- [Work to do]:
Count how many lines in the material below hold the word "detached"; the reply is that number alone.

- [Dataset rows]:
_ _ _ _
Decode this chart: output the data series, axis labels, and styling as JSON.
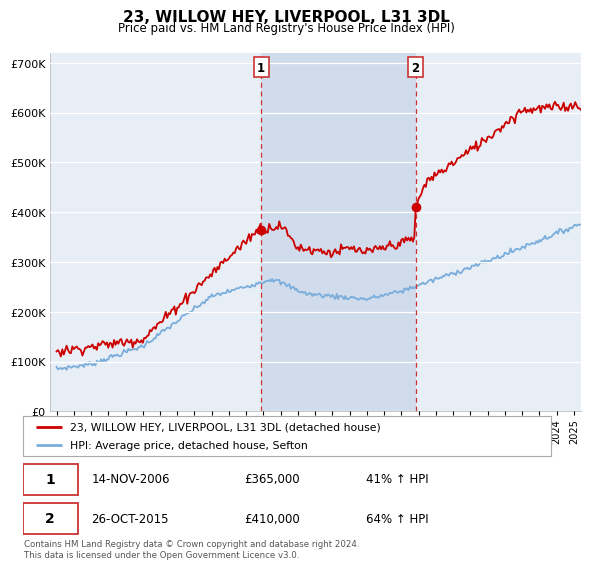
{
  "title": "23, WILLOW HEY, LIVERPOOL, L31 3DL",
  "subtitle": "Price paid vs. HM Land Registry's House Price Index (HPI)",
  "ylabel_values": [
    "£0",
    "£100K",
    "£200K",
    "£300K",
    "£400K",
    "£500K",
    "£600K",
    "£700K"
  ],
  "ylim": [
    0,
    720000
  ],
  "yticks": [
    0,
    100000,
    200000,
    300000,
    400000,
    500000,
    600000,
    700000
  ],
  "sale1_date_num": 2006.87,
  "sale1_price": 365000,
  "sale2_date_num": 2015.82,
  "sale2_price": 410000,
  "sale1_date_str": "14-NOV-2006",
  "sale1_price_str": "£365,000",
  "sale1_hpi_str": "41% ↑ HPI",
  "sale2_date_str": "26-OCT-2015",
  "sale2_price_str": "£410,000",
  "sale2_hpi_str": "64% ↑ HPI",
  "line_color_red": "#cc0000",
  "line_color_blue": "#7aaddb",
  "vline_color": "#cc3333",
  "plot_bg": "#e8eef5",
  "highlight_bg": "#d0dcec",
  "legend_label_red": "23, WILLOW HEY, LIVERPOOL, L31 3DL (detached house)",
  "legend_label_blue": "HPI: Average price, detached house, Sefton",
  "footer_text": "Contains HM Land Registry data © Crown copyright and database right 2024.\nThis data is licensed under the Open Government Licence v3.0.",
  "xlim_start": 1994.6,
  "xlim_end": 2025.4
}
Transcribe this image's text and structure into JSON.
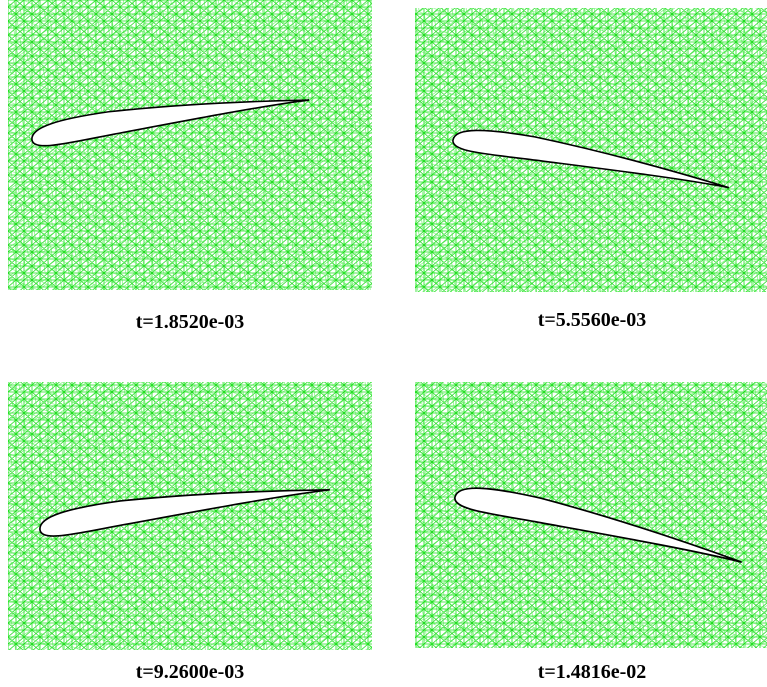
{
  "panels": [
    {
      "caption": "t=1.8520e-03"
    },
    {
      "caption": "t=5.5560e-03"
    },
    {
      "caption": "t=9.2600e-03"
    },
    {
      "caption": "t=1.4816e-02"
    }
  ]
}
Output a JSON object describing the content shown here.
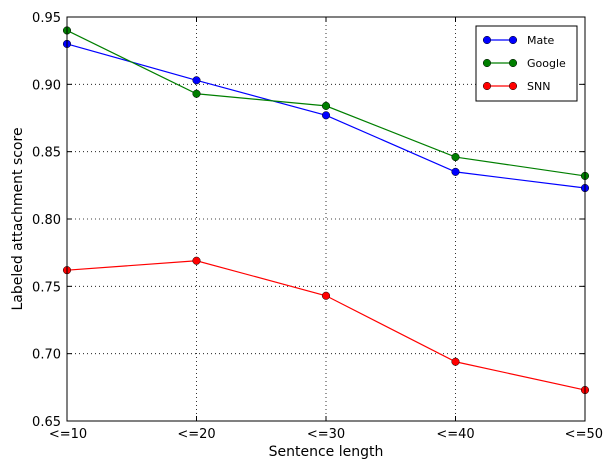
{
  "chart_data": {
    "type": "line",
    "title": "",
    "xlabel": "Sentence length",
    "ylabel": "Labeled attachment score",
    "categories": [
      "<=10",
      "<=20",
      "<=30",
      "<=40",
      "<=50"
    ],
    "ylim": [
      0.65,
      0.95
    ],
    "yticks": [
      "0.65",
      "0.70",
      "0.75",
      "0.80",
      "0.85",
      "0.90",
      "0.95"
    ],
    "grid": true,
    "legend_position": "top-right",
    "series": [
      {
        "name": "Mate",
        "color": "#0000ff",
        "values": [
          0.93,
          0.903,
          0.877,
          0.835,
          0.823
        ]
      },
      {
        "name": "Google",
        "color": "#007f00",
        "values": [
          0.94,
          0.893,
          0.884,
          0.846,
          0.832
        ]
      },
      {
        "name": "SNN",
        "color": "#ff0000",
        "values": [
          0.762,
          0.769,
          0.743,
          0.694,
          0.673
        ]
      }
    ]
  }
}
_ _ _ _
- [Task solution]:
2